WRITTEN TASK:
Answer these questions about the Santa Claus account below:
(a) How far from the oak tree did the wheelbarrow stand?
(b) According to Robert, who puts the presents under the tree?
(c) Which animals did Robert point out cannot fly?

The Great Santa Claus Fraud
When I was six years old, Robert West told me there was no Santa Claus. It was a couple weeks before Christmas, a sunny warm day for that time of year. We had climbed an old oak tree on his grandfather’s farm and we were sitting side by side on a big branch, taking turns spitting at a wheelbarrow down below. The wheelbarrow stood about ten feet from the tree, so it was a long spit. Robert could beat me at almost everything, but it turned out he wasn’t much of a projectile spitter. All his attempts fell short. I hit the mark every time, and it was getting under his skin.
We hadn’t been talking about Christmas when he dropped the bomb on Santa Claus. It caught me off guard. “What?”
“There’s no Santa Claus. Your parents buy the presents and put them under the tree while you’re asleep.”
I didn’t believe him. We had a big argument, whereupon Robert proceeded to dismantle brick by brick the fortress I had built in my subconscious mind to protect Santa’s magic from the real world’s cold logic.
Reindeer can’t fly, he pointed out. A fat old man can’t slide down a narrow chimney, much less claw his way back up to the roof. No way he could visit every house in the world in a single night even if he flew on a jet plane. And so on.
By the end of it, I knew Robert was right, and I was on the verge of tears, which seemed to be what he wanted. He couldn’t stand losing to me at anything, even a spitting competition, so he used the truth about Santa to put me in my place.

DATA EXTRACT:
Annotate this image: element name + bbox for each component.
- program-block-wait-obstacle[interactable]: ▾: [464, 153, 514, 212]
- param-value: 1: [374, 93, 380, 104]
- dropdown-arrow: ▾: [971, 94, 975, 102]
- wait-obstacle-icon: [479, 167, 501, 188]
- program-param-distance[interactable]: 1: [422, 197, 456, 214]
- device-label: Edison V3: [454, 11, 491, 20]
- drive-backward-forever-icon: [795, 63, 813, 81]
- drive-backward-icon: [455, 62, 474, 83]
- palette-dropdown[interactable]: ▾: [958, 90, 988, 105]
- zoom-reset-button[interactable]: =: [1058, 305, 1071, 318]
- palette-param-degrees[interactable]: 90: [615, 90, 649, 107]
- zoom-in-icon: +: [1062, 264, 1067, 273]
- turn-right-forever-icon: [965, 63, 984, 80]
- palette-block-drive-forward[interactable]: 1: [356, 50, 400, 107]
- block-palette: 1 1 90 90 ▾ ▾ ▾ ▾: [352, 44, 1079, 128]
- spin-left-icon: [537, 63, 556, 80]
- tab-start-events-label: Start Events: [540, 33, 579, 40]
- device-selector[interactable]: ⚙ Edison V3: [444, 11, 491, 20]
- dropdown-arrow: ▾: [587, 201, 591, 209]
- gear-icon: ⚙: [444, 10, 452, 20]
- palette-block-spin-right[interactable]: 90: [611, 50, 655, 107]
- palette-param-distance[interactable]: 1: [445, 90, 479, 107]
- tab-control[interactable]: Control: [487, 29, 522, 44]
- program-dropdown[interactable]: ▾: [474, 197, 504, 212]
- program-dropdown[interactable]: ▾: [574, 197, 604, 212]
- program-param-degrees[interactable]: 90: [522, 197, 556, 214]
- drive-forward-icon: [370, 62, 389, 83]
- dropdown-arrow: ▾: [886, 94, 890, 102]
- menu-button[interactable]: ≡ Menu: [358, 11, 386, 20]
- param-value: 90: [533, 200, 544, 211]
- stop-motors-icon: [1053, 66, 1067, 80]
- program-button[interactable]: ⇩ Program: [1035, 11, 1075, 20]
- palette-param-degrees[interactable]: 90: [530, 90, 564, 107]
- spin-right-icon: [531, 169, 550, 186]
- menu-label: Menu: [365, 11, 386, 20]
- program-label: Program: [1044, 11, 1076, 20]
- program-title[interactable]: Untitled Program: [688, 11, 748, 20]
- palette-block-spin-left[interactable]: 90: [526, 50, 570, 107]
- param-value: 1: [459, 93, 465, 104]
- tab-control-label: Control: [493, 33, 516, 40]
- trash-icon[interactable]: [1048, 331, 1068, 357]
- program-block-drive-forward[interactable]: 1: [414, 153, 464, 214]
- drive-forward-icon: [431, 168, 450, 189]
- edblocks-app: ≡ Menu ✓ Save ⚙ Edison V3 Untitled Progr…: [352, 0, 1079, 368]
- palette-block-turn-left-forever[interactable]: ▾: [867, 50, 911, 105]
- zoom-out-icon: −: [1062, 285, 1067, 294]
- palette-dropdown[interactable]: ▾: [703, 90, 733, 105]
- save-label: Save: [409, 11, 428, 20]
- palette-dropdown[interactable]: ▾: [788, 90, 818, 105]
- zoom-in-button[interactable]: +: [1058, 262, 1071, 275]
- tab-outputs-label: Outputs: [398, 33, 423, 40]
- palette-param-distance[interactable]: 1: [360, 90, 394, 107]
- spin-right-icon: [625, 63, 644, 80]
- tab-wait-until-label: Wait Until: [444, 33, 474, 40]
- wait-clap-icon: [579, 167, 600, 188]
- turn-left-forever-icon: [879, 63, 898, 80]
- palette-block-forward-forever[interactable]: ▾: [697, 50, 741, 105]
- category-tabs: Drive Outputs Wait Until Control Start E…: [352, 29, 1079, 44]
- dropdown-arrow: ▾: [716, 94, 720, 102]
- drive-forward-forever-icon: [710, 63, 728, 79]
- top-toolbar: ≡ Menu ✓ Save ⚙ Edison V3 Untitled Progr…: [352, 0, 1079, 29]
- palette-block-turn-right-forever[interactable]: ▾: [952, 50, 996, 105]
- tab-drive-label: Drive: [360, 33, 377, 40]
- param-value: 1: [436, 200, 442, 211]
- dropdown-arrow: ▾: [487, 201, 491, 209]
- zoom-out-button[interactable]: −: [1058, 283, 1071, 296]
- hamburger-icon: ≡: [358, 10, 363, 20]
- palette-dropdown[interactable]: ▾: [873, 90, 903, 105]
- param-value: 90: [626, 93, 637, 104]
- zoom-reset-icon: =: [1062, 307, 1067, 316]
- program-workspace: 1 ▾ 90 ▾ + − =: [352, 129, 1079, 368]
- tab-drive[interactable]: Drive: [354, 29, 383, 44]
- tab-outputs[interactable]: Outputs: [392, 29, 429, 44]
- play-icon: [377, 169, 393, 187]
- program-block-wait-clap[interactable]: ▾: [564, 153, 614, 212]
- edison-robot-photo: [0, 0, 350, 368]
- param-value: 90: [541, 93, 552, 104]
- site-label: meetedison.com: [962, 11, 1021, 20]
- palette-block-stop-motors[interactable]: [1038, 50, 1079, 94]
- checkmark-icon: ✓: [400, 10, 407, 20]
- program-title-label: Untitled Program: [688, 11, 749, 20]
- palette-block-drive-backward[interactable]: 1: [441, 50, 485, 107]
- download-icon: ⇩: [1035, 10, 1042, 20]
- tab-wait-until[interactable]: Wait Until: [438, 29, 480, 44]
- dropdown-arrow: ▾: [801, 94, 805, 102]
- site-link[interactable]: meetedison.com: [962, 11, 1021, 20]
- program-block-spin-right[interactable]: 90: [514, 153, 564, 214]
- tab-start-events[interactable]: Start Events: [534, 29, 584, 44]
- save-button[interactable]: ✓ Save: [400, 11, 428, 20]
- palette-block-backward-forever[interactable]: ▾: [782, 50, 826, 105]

EXERCISE SOLUTION:
(a) About ten feet.
(b) The parents, while the child is asleep.
(c) Reindeer.